▶ **WHAT YOU NEED TO DO**
Examine the records and identify each line that includes the string "Cohort". Copy those lines.

─── RECORDED INFORMATION

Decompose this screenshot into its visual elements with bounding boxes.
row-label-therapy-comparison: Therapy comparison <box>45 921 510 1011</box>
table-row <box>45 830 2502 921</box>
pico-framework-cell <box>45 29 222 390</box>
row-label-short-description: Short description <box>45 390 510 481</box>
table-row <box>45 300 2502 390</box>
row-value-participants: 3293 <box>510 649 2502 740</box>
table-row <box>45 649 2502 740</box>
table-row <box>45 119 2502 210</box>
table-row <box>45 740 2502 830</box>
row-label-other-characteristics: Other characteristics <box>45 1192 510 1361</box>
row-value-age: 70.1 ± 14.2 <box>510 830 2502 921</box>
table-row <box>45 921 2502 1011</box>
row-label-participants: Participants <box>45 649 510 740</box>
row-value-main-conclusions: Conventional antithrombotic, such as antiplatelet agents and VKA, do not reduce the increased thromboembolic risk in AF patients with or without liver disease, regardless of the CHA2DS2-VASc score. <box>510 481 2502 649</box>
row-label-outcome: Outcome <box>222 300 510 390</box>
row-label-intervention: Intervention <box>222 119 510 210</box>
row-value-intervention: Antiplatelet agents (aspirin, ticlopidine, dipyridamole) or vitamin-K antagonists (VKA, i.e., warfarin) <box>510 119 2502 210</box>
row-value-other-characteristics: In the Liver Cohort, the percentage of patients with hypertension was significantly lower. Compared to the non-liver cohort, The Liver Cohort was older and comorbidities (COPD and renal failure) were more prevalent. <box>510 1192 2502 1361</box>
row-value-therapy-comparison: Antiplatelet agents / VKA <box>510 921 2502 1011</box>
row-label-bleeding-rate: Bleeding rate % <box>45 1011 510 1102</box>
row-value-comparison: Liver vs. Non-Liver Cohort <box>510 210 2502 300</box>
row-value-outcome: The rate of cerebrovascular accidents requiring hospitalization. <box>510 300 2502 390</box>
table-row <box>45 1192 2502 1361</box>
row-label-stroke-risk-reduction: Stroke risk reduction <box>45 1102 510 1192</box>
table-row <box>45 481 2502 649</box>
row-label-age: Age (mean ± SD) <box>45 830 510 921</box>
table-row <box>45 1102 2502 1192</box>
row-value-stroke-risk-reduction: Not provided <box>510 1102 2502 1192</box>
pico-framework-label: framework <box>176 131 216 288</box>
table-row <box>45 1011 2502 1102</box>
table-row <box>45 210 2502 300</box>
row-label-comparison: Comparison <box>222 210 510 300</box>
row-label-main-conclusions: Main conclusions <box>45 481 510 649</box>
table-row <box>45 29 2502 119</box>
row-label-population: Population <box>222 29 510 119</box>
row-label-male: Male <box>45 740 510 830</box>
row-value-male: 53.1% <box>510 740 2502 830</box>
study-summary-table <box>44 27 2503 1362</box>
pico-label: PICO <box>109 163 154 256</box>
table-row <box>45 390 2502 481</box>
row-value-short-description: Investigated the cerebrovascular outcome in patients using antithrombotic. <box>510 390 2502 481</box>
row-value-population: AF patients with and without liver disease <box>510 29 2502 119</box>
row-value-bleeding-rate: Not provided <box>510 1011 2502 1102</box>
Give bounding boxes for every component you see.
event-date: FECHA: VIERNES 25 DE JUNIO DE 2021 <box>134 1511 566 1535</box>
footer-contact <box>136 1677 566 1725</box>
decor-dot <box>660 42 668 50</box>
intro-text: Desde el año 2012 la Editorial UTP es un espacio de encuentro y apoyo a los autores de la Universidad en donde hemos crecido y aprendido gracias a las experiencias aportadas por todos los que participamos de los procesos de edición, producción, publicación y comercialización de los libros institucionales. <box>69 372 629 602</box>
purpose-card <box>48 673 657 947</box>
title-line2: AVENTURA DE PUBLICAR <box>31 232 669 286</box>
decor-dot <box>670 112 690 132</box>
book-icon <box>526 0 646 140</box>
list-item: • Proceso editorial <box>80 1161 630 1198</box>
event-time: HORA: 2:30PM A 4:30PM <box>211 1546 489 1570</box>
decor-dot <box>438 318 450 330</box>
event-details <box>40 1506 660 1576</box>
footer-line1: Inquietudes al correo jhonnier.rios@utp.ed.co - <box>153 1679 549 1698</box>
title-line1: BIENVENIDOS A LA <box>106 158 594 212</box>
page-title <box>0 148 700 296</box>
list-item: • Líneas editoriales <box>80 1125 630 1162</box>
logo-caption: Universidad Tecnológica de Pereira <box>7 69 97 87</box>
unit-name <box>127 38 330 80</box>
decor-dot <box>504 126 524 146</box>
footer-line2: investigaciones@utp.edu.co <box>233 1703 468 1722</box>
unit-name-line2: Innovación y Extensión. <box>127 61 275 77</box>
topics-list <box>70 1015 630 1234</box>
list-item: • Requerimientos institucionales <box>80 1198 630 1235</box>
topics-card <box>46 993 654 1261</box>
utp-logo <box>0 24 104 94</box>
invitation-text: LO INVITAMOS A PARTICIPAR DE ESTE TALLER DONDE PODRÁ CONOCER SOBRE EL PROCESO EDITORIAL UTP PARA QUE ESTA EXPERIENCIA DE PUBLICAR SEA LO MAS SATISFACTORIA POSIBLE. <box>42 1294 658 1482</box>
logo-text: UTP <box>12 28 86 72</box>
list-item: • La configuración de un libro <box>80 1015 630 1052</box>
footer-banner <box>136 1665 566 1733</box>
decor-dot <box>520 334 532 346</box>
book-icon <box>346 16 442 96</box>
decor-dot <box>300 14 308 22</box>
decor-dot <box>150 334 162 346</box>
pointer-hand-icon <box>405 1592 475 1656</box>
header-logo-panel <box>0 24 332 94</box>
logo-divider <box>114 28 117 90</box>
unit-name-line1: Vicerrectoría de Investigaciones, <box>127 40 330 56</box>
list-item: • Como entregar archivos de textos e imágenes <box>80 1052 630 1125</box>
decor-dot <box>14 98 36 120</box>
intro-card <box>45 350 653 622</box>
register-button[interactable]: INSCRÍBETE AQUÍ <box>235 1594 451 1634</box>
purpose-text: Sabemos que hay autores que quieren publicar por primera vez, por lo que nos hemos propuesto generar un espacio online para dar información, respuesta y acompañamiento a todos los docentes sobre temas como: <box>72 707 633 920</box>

──────

▶ **FINAL ANSWER**
row-value-other-characteristics: In the Liver Cohort, the percentage of patients with hypertension was significantly lower. Compared to the non-liver cohort, The Liver Cohort was older and comorbidities (COPD and renal failure) were more prevalent. <box>510 1192 2502 1361</box>
row-value-comparison: Liver vs. Non-Liver Cohort <box>510 210 2502 300</box>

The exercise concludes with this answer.